[Dataset records on visual material]
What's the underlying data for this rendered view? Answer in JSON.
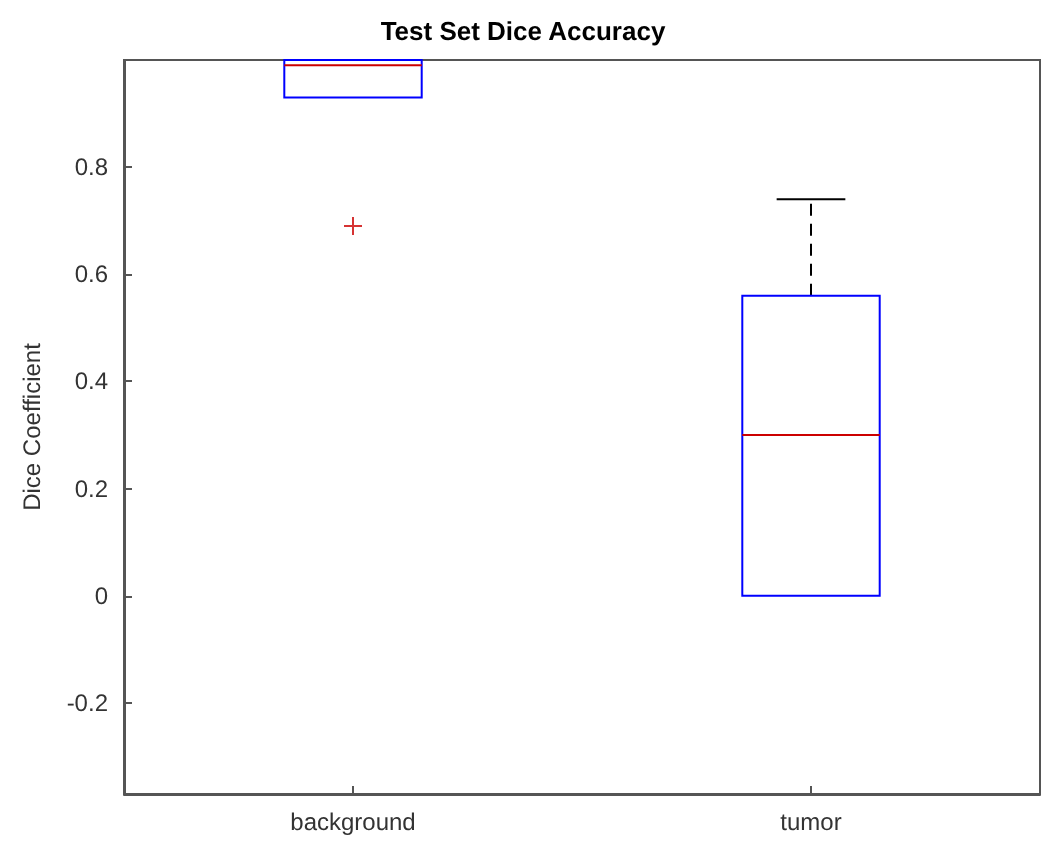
{
  "chart_data": {
    "type": "box",
    "title": "Test Set Dice Accuracy",
    "ylabel": "Dice Coefficient",
    "categories": [
      "background",
      "tumor"
    ],
    "series": [
      {
        "color": "#0000ff",
        "boxes": [
          {
            "low": 0.93,
            "q1": 0.93,
            "median": 0.99,
            "q3": 1.0,
            "high": 1.0,
            "outliers": [
              0.69
            ]
          },
          {
            "low": 0,
            "q1": 0,
            "median": 0.3,
            "q3": 0.56,
            "high": 0.74
          }
        ]
      }
    ],
    "ylim": [
      -0.37,
      1.0
    ],
    "yticks": [
      -0.2,
      0,
      0.2,
      0.4,
      0.6,
      0.8
    ]
  }
}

* _EXERCISE PROMPT_:
Where a line in the entries holds the word "Dice", copy that line.

* _EXERCISE ANSWER_:
    "title": "Test Set Dice Accuracy",
    "ylabel": "Dice Coefficient",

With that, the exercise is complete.